(Stored entries)

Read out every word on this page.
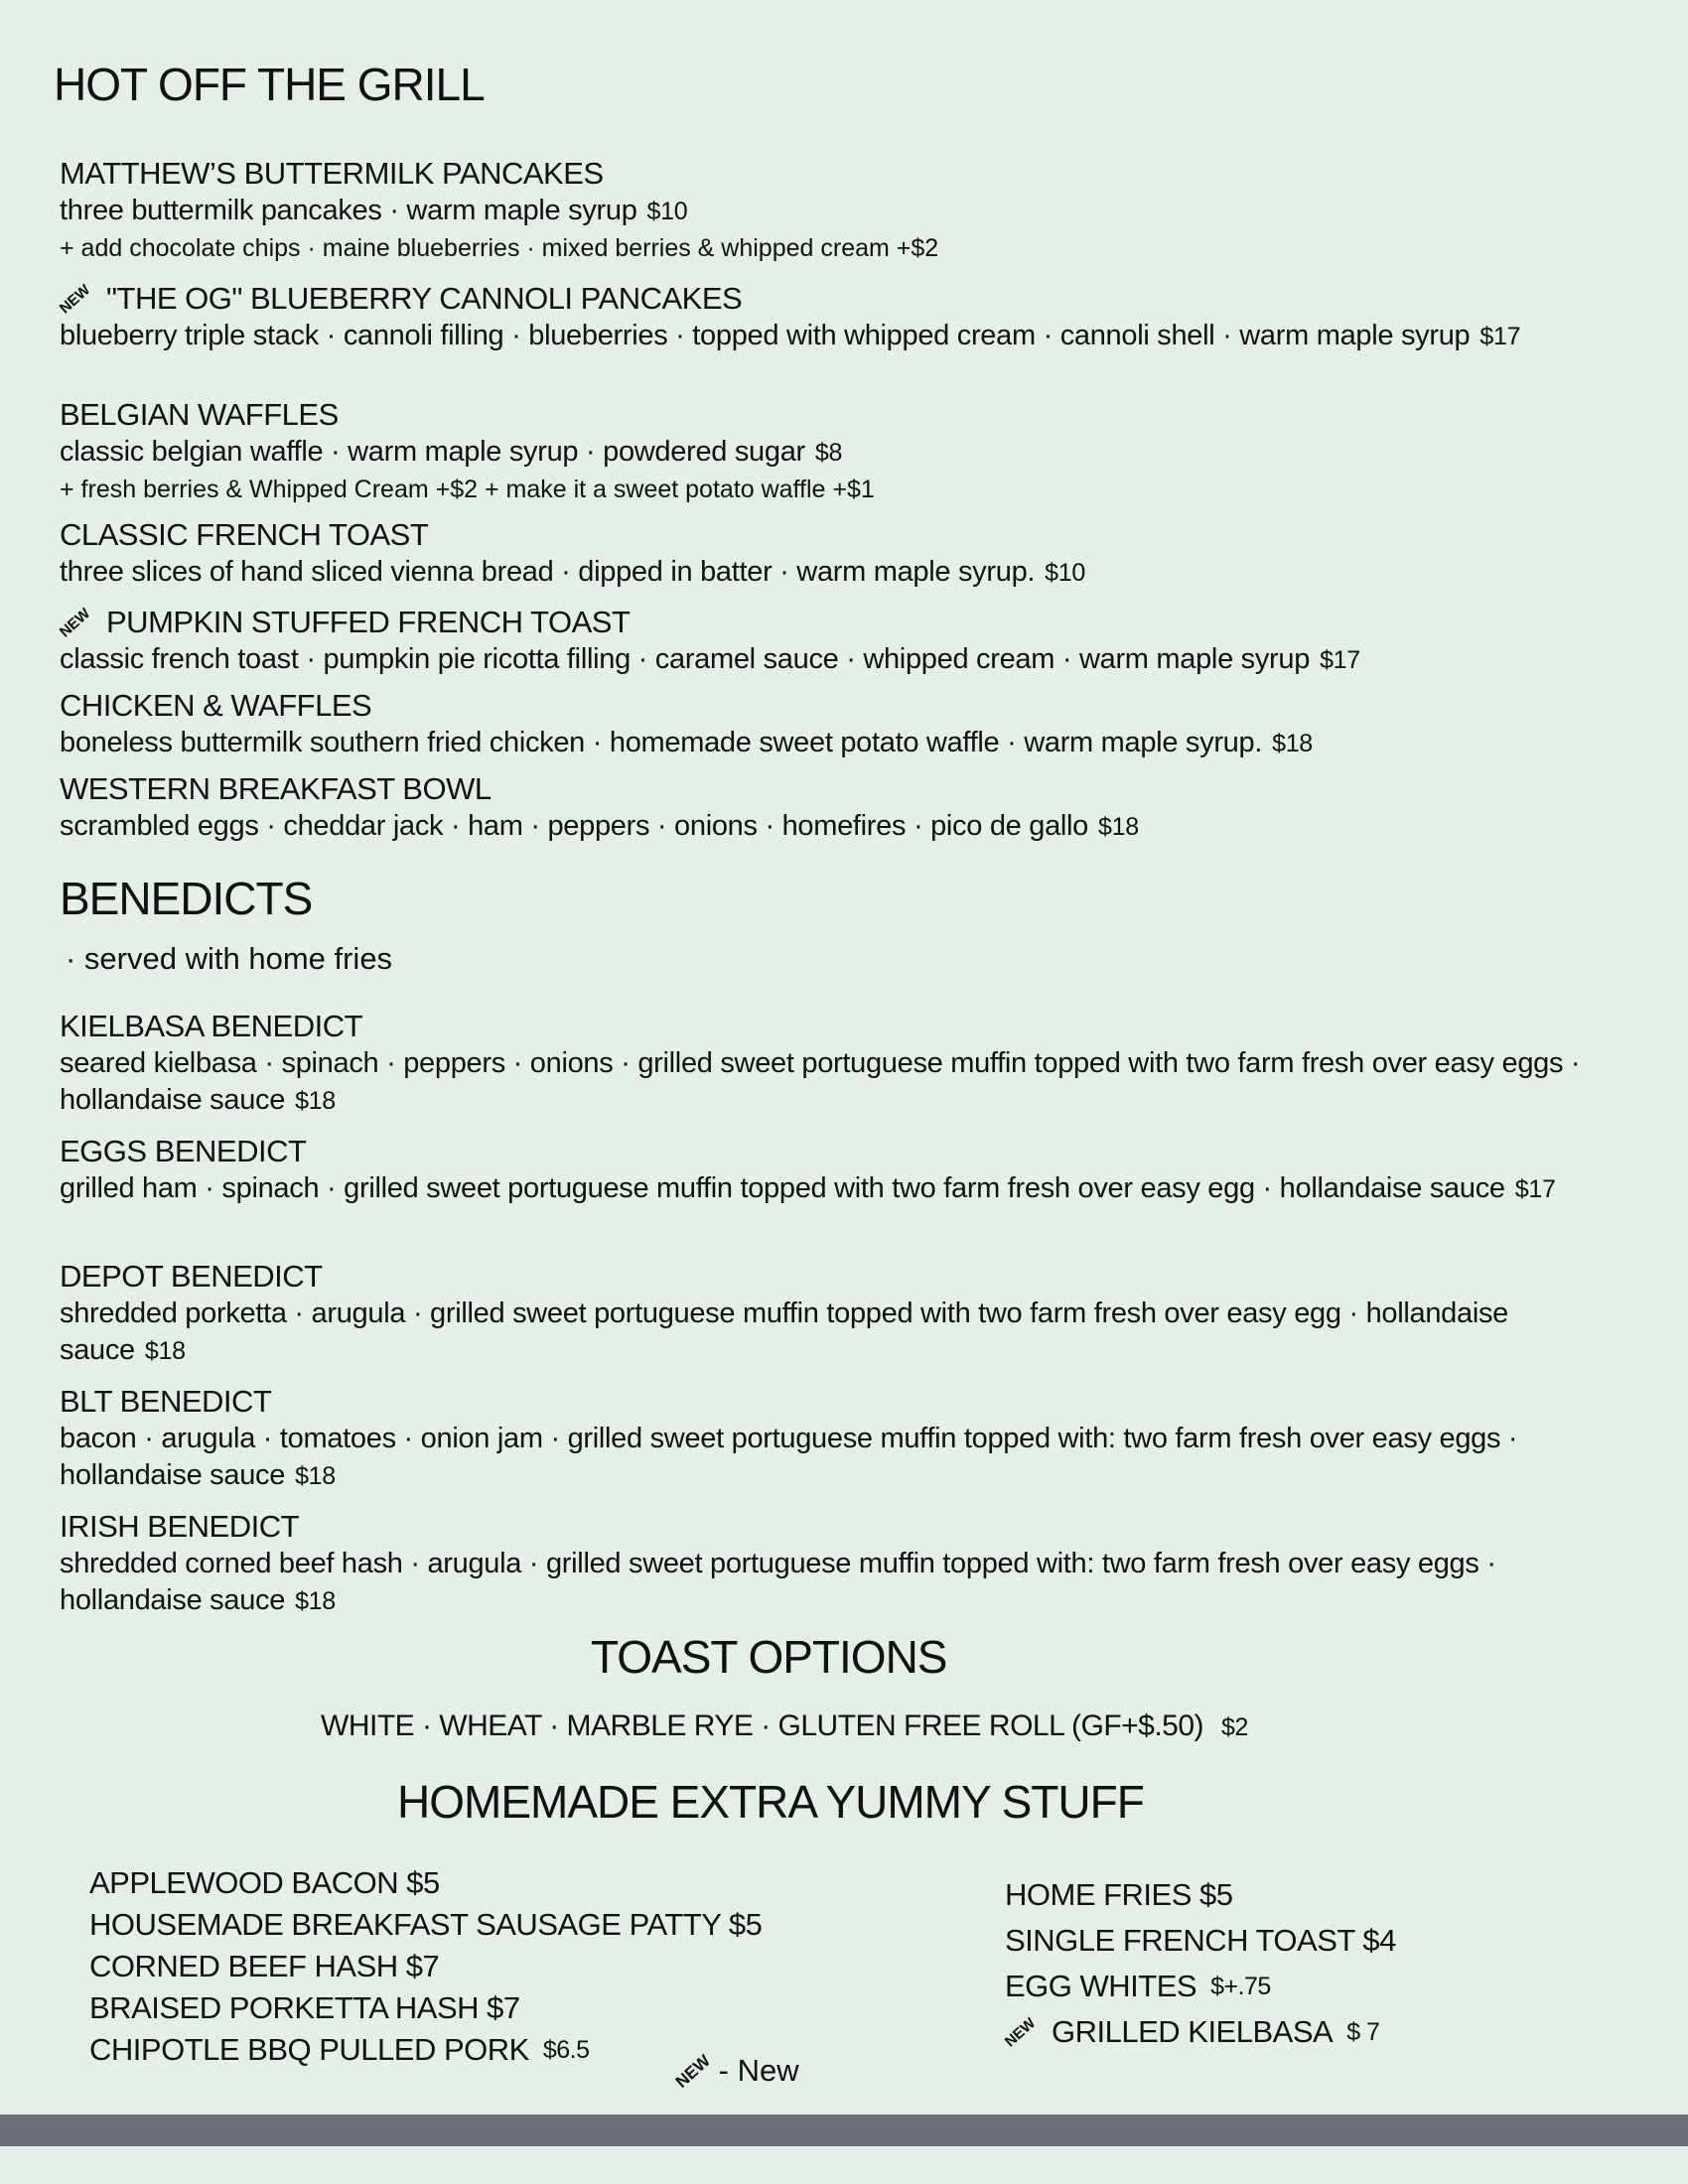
HOT OFF THE GRILL
MATTHEW’S BUTTERMILK PANCAKES
three buttermilk pancakes · warm maple syrup $10
+ add chocolate chips · maine blueberries · mixed berries & whipped cream +$2
NEW "THE OG" BLUEBERRY CANNOLI PANCAKES
blueberry triple stack · cannoli filling · blueberries · topped with whipped cream · cannoli shell · warm maple syrup $17
BELGIAN WAFFLES
classic belgian waffle · warm maple syrup · powdered sugar $8
+ fresh berries & Whipped Cream +$2 + make it a sweet potato waffle +$1
CLASSIC FRENCH TOAST
three slices of hand sliced vienna bread · dipped in batter · warm maple syrup. $10
NEW PUMPKIN STUFFED FRENCH TOAST
classic french toast · pumpkin pie ricotta filling · caramel sauce · whipped cream · warm maple syrup $17
CHICKEN & WAFFLES
boneless buttermilk southern fried chicken · homemade sweet potato waffle · warm maple syrup. $18
WESTERN BREAKFAST BOWL
scrambled eggs · cheddar jack · ham · peppers · onions · homefires · pico de gallo $18
BENEDICTS
· served with home fries
KIELBASA BENEDICT
seared kielbasa · spinach · peppers · onions · grilled sweet portuguese muffin topped with two farm fresh over easy eggs · hollandaise sauce $18
EGGS BENEDICT
grilled ham · spinach · grilled sweet portuguese muffin topped with two farm fresh over easy egg · hollandaise sauce $17
DEPOT BENEDICT
shredded porketta · arugula · grilled sweet portuguese muffin topped with two farm fresh over easy egg · hollandaise sauce $18
BLT BENEDICT
bacon · arugula · tomatoes · onion jam · grilled sweet portuguese muffin topped with: two farm fresh over easy eggs · hollandaise sauce $18
IRISH BENEDICT
shredded corned beef hash · arugula · grilled sweet portuguese muffin topped with: two farm fresh over easy eggs · hollandaise sauce $18
TOAST OPTIONS
WHITE · WHEAT · MARBLE RYE · GLUTEN FREE ROLL (GF+$.50) $2
HOMEMADE EXTRA YUMMY STUFF
APPLEWOOD BACON $5
HOUSEMADE BREAKFAST SAUSAGE PATTY $5
CORNED BEEF HASH $7
BRAISED PORKETTA HASH $7
CHIPOTLE BBQ PULLED PORK $6.5
HOME FRIES $5
SINGLE FRENCH TOAST $4
EGG WHITES $+.75
NEW GRILLED KIELBASA $ 7
NEW - New
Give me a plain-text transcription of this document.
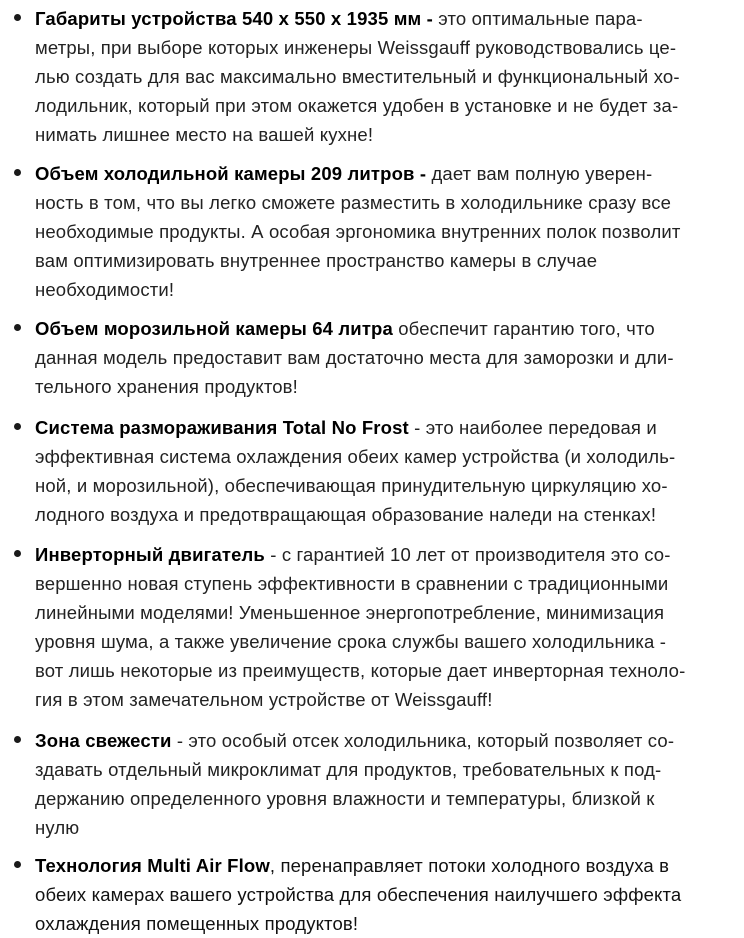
Габариты устройства 540 х 550 х 1935 мм - это оптимальные пара-
метры, при выборе которых инженеры Weissgauff руководствовались це-
лью создать для вас максимально вместительный и функциональный хо-
лодильник, который при этом окажется удобен в установке и не будет за-
нимать лишнее место на вашей кухне!
Объем холодильной камеры 209 литров - дает вам полную уверен-
ность в том, что вы легко сможете разместить в холодильнике сразу все
необходимые продукты. А особая эргономика внутренних полок позволит
вам оптимизировать внутреннее пространство камеры в случае
необходимости!
Объем морозильной камеры 64 литра обеспечит гарантию того, что
данная модель предоставит вам достаточно места для заморозки и дли-
тельного хранения продуктов!
Система размораживания Total No Frost - это наиболее передовая и
эффективная система охлаждения обеих камер устройства (и холодиль-
ной, и морозильной), обеспечивающая принудительную циркуляцию хо-
лодного воздуха и предотвращающая образование наледи на стенках!
Инверторный двигатель - с гарантией 10 лет от производителя это со-
вершенно новая ступень эффективности в сравнении с традиционными
линейными моделями! Уменьшенное энергопотребление, минимизация
уровня шума, а также увеличение срока службы вашего холодильника -
вот лишь некоторые из преимуществ, которые дает инверторная техноло-
гия в этом замечательном устройстве от Weissgauff!
Зона свежести - это особый отсек холодильника, который позволяет со-
здавать отдельный микроклимат для продуктов, требовательных к под-
держанию определенного уровня влажности и температуры, близкой к
нулю
Технология Multi Air Flow, перенаправляет потоки холодного воздуха в
обеих камерах вашего устройства для обеспечения наилучшего эффекта
охлаждения помещенных продуктов!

*EXERCISE OBJECTIVE:* Return each line of the data, keeping its wording exact and omitting pictures.

*SOLUTION TO THIS EXERCISE:*
Read out every word on this page.
HOT OFF THE GRILL
MATTHEW’S BUTTERMILK PANCAKES
three buttermilk pancakes · warm maple syrup $10
+ add chocolate chips · maine blueberries · mixed berries & whipped cream +$2
NEW "THE OG" BLUEBERRY CANNOLI PANCAKES
blueberry triple stack · cannoli filling · blueberries · topped with whipped cream · cannoli shell · warm maple syrup $17
BELGIAN WAFFLES
classic belgian waffle · warm maple syrup · powdered sugar $8
+ fresh berries & Whipped Cream +$2 + make it a sweet potato waffle +$1
CLASSIC FRENCH TOAST
three slices of hand sliced vienna bread · dipped in batter · warm maple syrup. $10
NEW PUMPKIN STUFFED FRENCH TOAST
classic french toast · pumpkin pie ricotta filling · caramel sauce · whipped cream · warm maple syrup $17
CHICKEN & WAFFLES
boneless buttermilk southern fried chicken · homemade sweet potato waffle · warm maple syrup. $18
WESTERN BREAKFAST BOWL
scrambled eggs · cheddar jack · ham · peppers · onions · homefires · pico de gallo $18
BENEDICTS
· served with home fries
KIELBASA BENEDICT
seared kielbasa · spinach · peppers · onions · grilled sweet portuguese muffin topped with two farm fresh over easy eggs · hollandaise sauce $18
EGGS BENEDICT
grilled ham · spinach · grilled sweet portuguese muffin topped with two farm fresh over easy egg · hollandaise sauce $17
DEPOT BENEDICT
shredded porketta · arugula · grilled sweet portuguese muffin topped with two farm fresh over easy egg · hollandaise sauce $18
BLT BENEDICT
bacon · arugula · tomatoes · onion jam · grilled sweet portuguese muffin topped with: two farm fresh over easy eggs · hollandaise sauce $18
IRISH BENEDICT
shredded corned beef hash · arugula · grilled sweet portuguese muffin topped with: two farm fresh over easy eggs · hollandaise sauce $18
TOAST OPTIONS
WHITE · WHEAT · MARBLE RYE · GLUTEN FREE ROLL (GF+$.50) $2
HOMEMADE EXTRA YUMMY STUFF
APPLEWOOD BACON $5
HOUSEMADE BREAKFAST SAUSAGE PATTY $5
CORNED BEEF HASH $7
BRAISED PORKETTA HASH $7
CHIPOTLE BBQ PULLED PORK $6.5
HOME FRIES $5
SINGLE FRENCH TOAST $4
EGG WHITES $+.75
NEW GRILLED KIELBASA $ 7
NEW - New
Give me a plain-text transcription of this document.
Габариты устройства 540 х 550 х 1935 мм - это оптимальные пара-
метры, при выборе которых инженеры Weissgauff руководствовались це-
лью создать для вас максимально вместительный и функциональный хо-
лодильник, который при этом окажется удобен в установке и не будет за-
нимать лишнее место на вашей кухне!
Объем холодильной камеры 209 литров - дает вам полную уверен-
ность в том, что вы легко сможете разместить в холодильнике сразу все
необходимые продукты. А особая эргономика внутренних полок позволит
вам оптимизировать внутреннее пространство камеры в случае
необходимости!
Объем морозильной камеры 64 литра обеспечит гарантию того, что
данная модель предоставит вам достаточно места для заморозки и дли-
тельного хранения продуктов!
Система размораживания Total No Frost - это наиболее передовая и
эффективная система охлаждения обеих камер устройства (и холодиль-
ной, и морозильной), обеспечивающая принудительную циркуляцию хо-
лодного воздуха и предотвращающая образование наледи на стенках!
Инверторный двигатель - с гарантией 10 лет от производителя это со-
вершенно новая ступень эффективности в сравнении с традиционными
линейными моделями! Уменьшенное энергопотребление, минимизация
уровня шума, а также увеличение срока службы вашего холодильника -
вот лишь некоторые из преимуществ, которые дает инверторная техноло-
гия в этом замечательном устройстве от Weissgauff!
Зона свежести - это особый отсек холодильника, который позволяет со-
здавать отдельный микроклимат для продуктов, требовательных к под-
держанию определенного уровня влажности и температуры, близкой к
нулю
Технология Multi Air Flow, перенаправляет потоки холодного воздуха в
обеих камерах вашего устройства для обеспечения наилучшего эффекта
охлаждения помещенных продуктов!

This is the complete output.